[START SUPPLIED RECORDS]
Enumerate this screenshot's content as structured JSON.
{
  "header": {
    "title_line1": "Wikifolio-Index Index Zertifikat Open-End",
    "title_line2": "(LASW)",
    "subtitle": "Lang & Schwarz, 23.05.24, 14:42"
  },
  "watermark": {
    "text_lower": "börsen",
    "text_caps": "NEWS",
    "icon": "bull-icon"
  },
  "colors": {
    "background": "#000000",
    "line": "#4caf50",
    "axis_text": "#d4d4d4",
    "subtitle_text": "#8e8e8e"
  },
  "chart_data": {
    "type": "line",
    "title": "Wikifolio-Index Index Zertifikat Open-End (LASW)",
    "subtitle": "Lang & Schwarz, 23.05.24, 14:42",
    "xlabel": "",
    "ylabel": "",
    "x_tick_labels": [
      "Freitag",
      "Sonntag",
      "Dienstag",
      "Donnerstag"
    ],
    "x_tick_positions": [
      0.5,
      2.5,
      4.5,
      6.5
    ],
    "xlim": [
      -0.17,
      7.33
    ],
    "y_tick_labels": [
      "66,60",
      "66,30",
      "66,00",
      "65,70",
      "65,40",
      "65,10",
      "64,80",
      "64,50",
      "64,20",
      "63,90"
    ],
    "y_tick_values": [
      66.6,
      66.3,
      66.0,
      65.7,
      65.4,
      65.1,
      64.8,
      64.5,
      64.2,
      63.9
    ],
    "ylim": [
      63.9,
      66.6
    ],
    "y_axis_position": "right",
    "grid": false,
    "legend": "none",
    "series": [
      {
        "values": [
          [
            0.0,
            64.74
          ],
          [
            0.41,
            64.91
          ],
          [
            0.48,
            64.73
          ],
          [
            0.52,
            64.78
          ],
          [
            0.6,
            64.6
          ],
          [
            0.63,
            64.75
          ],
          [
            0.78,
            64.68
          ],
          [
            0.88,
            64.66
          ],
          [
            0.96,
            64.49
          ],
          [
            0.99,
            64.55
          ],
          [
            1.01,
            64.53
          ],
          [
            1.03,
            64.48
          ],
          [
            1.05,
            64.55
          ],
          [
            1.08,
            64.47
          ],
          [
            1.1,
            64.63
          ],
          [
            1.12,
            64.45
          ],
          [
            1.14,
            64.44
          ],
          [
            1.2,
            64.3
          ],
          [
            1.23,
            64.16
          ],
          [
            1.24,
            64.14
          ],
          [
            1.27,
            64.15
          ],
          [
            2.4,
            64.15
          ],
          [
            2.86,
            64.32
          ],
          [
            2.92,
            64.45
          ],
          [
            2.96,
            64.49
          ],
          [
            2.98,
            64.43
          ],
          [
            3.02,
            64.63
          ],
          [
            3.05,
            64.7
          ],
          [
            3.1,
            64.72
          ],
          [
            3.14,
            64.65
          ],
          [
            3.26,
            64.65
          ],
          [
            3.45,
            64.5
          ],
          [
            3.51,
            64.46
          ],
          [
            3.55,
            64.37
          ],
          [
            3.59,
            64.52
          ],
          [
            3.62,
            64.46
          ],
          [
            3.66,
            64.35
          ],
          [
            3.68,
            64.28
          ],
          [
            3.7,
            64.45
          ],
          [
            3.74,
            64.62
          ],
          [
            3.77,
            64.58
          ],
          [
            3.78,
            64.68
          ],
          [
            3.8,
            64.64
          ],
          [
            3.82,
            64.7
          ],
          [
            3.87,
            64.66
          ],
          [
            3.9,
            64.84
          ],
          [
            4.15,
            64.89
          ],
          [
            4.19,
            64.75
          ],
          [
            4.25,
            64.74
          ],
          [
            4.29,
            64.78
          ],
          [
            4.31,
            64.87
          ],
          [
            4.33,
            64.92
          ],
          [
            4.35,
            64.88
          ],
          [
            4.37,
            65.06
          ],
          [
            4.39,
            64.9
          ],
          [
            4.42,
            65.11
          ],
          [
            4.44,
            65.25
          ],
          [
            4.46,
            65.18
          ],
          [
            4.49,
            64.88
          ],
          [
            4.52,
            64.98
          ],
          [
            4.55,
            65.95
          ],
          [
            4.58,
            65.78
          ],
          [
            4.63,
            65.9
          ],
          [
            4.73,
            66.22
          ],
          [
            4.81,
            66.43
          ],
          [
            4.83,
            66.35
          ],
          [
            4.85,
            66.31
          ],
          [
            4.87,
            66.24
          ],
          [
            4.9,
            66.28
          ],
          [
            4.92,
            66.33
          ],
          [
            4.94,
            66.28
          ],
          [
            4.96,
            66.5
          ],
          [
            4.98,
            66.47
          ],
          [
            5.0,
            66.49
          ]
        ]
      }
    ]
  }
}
[END SUPPLIED RECORDS]
Print again each line of the listing above, exactly as it appears.

**ANSWER TO THE PROBLEM**
Enumerate this screenshot's content as structured JSON.
{
  "header": {
    "title_line1": "Wikifolio-Index Index Zertifikat Open-End",
    "title_line2": "(LASW)",
    "subtitle": "Lang & Schwarz, 23.05.24, 14:42"
  },
  "watermark": {
    "text_lower": "börsen",
    "text_caps": "NEWS",
    "icon": "bull-icon"
  },
  "colors": {
    "background": "#000000",
    "line": "#4caf50",
    "axis_text": "#d4d4d4",
    "subtitle_text": "#8e8e8e"
  },
  "chart_data": {
    "type": "line",
    "title": "Wikifolio-Index Index Zertifikat Open-End (LASW)",
    "subtitle": "Lang & Schwarz, 23.05.24, 14:42",
    "xlabel": "",
    "ylabel": "",
    "x_tick_labels": [
      "Freitag",
      "Sonntag",
      "Dienstag",
      "Donnerstag"
    ],
    "x_tick_positions": [
      0.5,
      2.5,
      4.5,
      6.5
    ],
    "xlim": [
      -0.17,
      7.33
    ],
    "y_tick_labels": [
      "66,60",
      "66,30",
      "66,00",
      "65,70",
      "65,40",
      "65,10",
      "64,80",
      "64,50",
      "64,20",
      "63,90"
    ],
    "y_tick_values": [
      66.6,
      66.3,
      66.0,
      65.7,
      65.4,
      65.1,
      64.8,
      64.5,
      64.2,
      63.9
    ],
    "ylim": [
      63.9,
      66.6
    ],
    "y_axis_position": "right",
    "grid": false,
    "legend": "none",
    "series": [
      {
        "values": [
          [
            0.0,
            64.74
          ],
          [
            0.41,
            64.91
          ],
          [
            0.48,
            64.73
          ],
          [
            0.52,
            64.78
          ],
          [
            0.6,
            64.6
          ],
          [
            0.63,
            64.75
          ],
          [
            0.78,
            64.68
          ],
          [
            0.88,
            64.66
          ],
          [
            0.96,
            64.49
          ],
          [
            0.99,
            64.55
          ],
          [
            1.01,
            64.53
          ],
          [
            1.03,
            64.48
          ],
          [
            1.05,
            64.55
          ],
          [
            1.08,
            64.47
          ],
          [
            1.1,
            64.63
          ],
          [
            1.12,
            64.45
          ],
          [
            1.14,
            64.44
          ],
          [
            1.2,
            64.3
          ],
          [
            1.23,
            64.16
          ],
          [
            1.24,
            64.14
          ],
          [
            1.27,
            64.15
          ],
          [
            2.4,
            64.15
          ],
          [
            2.86,
            64.32
          ],
          [
            2.92,
            64.45
          ],
          [
            2.96,
            64.49
          ],
          [
            2.98,
            64.43
          ],
          [
            3.02,
            64.63
          ],
          [
            3.05,
            64.7
          ],
          [
            3.1,
            64.72
          ],
          [
            3.14,
            64.65
          ],
          [
            3.26,
            64.65
          ],
          [
            3.45,
            64.5
          ],
          [
            3.51,
            64.46
          ],
          [
            3.55,
            64.37
          ],
          [
            3.59,
            64.52
          ],
          [
            3.62,
            64.46
          ],
          [
            3.66,
            64.35
          ],
          [
            3.68,
            64.28
          ],
          [
            3.7,
            64.45
          ],
          [
            3.74,
            64.62
          ],
          [
            3.77,
            64.58
          ],
          [
            3.78,
            64.68
          ],
          [
            3.8,
            64.64
          ],
          [
            3.82,
            64.7
          ],
          [
            3.87,
            64.66
          ],
          [
            3.9,
            64.84
          ],
          [
            4.15,
            64.89
          ],
          [
            4.19,
            64.75
          ],
          [
            4.25,
            64.74
          ],
          [
            4.29,
            64.78
          ],
          [
            4.31,
            64.87
          ],
          [
            4.33,
            64.92
          ],
          [
            4.35,
            64.88
          ],
          [
            4.37,
            65.06
          ],
          [
            4.39,
            64.9
          ],
          [
            4.42,
            65.11
          ],
          [
            4.44,
            65.25
          ],
          [
            4.46,
            65.18
          ],
          [
            4.49,
            64.88
          ],
          [
            4.52,
            64.98
          ],
          [
            4.55,
            65.95
          ],
          [
            4.58,
            65.78
          ],
          [
            4.63,
            65.9
          ],
          [
            4.73,
            66.22
          ],
          [
            4.81,
            66.43
          ],
          [
            4.83,
            66.35
          ],
          [
            4.85,
            66.31
          ],
          [
            4.87,
            66.24
          ],
          [
            4.9,
            66.28
          ],
          [
            4.92,
            66.33
          ],
          [
            4.94,
            66.28
          ],
          [
            4.96,
            66.5
          ],
          [
            4.98,
            66.47
          ],
          [
            5.0,
            66.49
          ]
        ]
      }
    ]
  }
}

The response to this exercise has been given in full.